++++ Extracted data ++++
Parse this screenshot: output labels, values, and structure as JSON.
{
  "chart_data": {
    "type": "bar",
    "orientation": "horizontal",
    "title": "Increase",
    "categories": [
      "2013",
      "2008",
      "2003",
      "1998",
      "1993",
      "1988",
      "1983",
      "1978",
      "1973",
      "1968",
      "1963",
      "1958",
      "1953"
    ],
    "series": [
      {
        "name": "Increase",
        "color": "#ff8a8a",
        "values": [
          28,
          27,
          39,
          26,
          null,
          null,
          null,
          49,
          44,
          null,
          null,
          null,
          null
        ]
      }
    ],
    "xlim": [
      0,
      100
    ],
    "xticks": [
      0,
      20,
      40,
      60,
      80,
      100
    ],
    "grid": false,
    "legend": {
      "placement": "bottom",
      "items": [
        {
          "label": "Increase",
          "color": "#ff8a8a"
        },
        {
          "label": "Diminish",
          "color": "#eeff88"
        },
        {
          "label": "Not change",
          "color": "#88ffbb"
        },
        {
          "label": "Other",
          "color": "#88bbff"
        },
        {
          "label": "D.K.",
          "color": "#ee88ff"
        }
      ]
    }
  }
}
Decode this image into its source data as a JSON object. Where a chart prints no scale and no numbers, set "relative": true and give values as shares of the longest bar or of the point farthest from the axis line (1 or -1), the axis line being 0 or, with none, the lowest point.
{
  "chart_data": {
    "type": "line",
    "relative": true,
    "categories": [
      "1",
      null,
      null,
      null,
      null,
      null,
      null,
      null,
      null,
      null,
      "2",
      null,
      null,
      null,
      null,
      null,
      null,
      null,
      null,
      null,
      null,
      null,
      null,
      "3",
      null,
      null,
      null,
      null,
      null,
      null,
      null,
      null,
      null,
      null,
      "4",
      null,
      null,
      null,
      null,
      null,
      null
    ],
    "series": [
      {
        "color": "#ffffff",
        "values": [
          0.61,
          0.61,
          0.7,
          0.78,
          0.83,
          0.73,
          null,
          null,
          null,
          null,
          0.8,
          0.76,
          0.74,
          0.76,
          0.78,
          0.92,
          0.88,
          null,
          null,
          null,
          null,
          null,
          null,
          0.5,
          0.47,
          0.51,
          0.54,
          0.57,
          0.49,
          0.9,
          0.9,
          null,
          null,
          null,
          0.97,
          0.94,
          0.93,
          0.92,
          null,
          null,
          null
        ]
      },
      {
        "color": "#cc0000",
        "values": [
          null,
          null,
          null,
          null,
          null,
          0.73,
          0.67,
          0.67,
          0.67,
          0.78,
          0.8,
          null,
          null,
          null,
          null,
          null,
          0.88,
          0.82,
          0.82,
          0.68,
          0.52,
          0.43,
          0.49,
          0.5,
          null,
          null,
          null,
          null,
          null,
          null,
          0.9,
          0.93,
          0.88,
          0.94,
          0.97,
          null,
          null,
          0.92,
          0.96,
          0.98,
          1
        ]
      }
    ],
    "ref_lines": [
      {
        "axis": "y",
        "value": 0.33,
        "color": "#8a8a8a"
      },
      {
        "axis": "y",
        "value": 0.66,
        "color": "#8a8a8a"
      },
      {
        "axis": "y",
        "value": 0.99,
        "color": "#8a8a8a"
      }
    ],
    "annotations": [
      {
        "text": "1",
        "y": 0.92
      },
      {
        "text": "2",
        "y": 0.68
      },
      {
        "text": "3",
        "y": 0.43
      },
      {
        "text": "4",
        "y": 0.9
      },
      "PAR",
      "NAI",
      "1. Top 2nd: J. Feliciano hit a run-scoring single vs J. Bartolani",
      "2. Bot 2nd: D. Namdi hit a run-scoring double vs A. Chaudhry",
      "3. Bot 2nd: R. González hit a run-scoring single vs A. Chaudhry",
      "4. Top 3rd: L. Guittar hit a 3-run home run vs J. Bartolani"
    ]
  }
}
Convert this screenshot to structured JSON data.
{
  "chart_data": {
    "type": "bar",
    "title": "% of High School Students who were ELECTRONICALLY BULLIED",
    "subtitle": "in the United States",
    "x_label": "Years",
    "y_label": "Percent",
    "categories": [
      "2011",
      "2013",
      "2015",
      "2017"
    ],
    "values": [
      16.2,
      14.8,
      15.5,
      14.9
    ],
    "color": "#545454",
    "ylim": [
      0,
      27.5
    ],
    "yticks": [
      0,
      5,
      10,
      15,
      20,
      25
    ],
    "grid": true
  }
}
++++
__Requirement__: Print every line of the records exactly. Omit nothing.

__Task answer__:
Parse this screenshot: output labels, values, and structure as JSON.
{
  "chart_data": {
    "type": "bar",
    "orientation": "horizontal",
    "title": "Increase",
    "categories": [
      "2013",
      "2008",
      "2003",
      "1998",
      "1993",
      "1988",
      "1983",
      "1978",
      "1973",
      "1968",
      "1963",
      "1958",
      "1953"
    ],
    "series": [
      {
        "name": "Increase",
        "color": "#ff8a8a",
        "values": [
          28,
          27,
          39,
          26,
          null,
          null,
          null,
          49,
          44,
          null,
          null,
          null,
          null
        ]
      }
    ],
    "xlim": [
      0,
      100
    ],
    "xticks": [
      0,
      20,
      40,
      60,
      80,
      100
    ],
    "grid": false,
    "legend": {
      "placement": "bottom",
      "items": [
        {
          "label": "Increase",
          "color": "#ff8a8a"
        },
        {
          "label": "Diminish",
          "color": "#eeff88"
        },
        {
          "label": "Not change",
          "color": "#88ffbb"
        },
        {
          "label": "Other",
          "color": "#88bbff"
        },
        {
          "label": "D.K.",
          "color": "#ee88ff"
        }
      ]
    }
  }
}
Decode this image into its source data as a JSON object. Where a chart prints no scale and no numbers, set "relative": true and give values as shares of the longest bar or of the point farthest from the axis line (1 or -1), the axis line being 0 or, with none, the lowest point.
{
  "chart_data": {
    "type": "line",
    "relative": true,
    "categories": [
      "1",
      null,
      null,
      null,
      null,
      null,
      null,
      null,
      null,
      null,
      "2",
      null,
      null,
      null,
      null,
      null,
      null,
      null,
      null,
      null,
      null,
      null,
      null,
      "3",
      null,
      null,
      null,
      null,
      null,
      null,
      null,
      null,
      null,
      null,
      "4",
      null,
      null,
      null,
      null,
      null,
      null
    ],
    "series": [
      {
        "color": "#ffffff",
        "values": [
          0.61,
          0.61,
          0.7,
          0.78,
          0.83,
          0.73,
          null,
          null,
          null,
          null,
          0.8,
          0.76,
          0.74,
          0.76,
          0.78,
          0.92,
          0.88,
          null,
          null,
          null,
          null,
          null,
          null,
          0.5,
          0.47,
          0.51,
          0.54,
          0.57,
          0.49,
          0.9,
          0.9,
          null,
          null,
          null,
          0.97,
          0.94,
          0.93,
          0.92,
          null,
          null,
          null
        ]
      },
      {
        "color": "#cc0000",
        "values": [
          null,
          null,
          null,
          null,
          null,
          0.73,
          0.67,
          0.67,
          0.67,
          0.78,
          0.8,
          null,
          null,
          null,
          null,
          null,
          0.88,
          0.82,
          0.82,
          0.68,
          0.52,
          0.43,
          0.49,
          0.5,
          null,
          null,
          null,
          null,
          null,
          null,
          0.9,
          0.93,
          0.88,
          0.94,
          0.97,
          null,
          null,
          0.92,
          0.96,
          0.98,
          1
        ]
      }
    ],
    "ref_lines": [
      {
        "axis": "y",
        "value": 0.33,
        "color": "#8a8a8a"
      },
      {
        "axis": "y",
        "value": 0.66,
        "color": "#8a8a8a"
      },
      {
        "axis": "y",
        "value": 0.99,
        "color": "#8a8a8a"
      }
    ],
    "annotations": [
      {
        "text": "1",
        "y": 0.92
      },
      {
        "text": "2",
        "y": 0.68
      },
      {
        "text": "3",
        "y": 0.43
      },
      {
        "text": "4",
        "y": 0.9
      },
      "PAR",
      "NAI",
      "1. Top 2nd: J. Feliciano hit a run-scoring single vs J. Bartolani",
      "2. Bot 2nd: D. Namdi hit a run-scoring double vs A. Chaudhry",
      "3. Bot 2nd: R. González hit a run-scoring single vs A. Chaudhry",
      "4. Top 3rd: L. Guittar hit a 3-run home run vs J. Bartolani"
    ]
  }
}
Convert this screenshot to structured JSON data.
{
  "chart_data": {
    "type": "bar",
    "title": "% of High School Students who were ELECTRONICALLY BULLIED",
    "subtitle": "in the United States",
    "x_label": "Years",
    "y_label": "Percent",
    "categories": [
      "2011",
      "2013",
      "2015",
      "2017"
    ],
    "values": [
      16.2,
      14.8,
      15.5,
      14.9
    ],
    "color": "#545454",
    "ylim": [
      0,
      27.5
    ],
    "yticks": [
      0,
      5,
      10,
      15,
      20,
      25
    ],
    "grid": true
  }
}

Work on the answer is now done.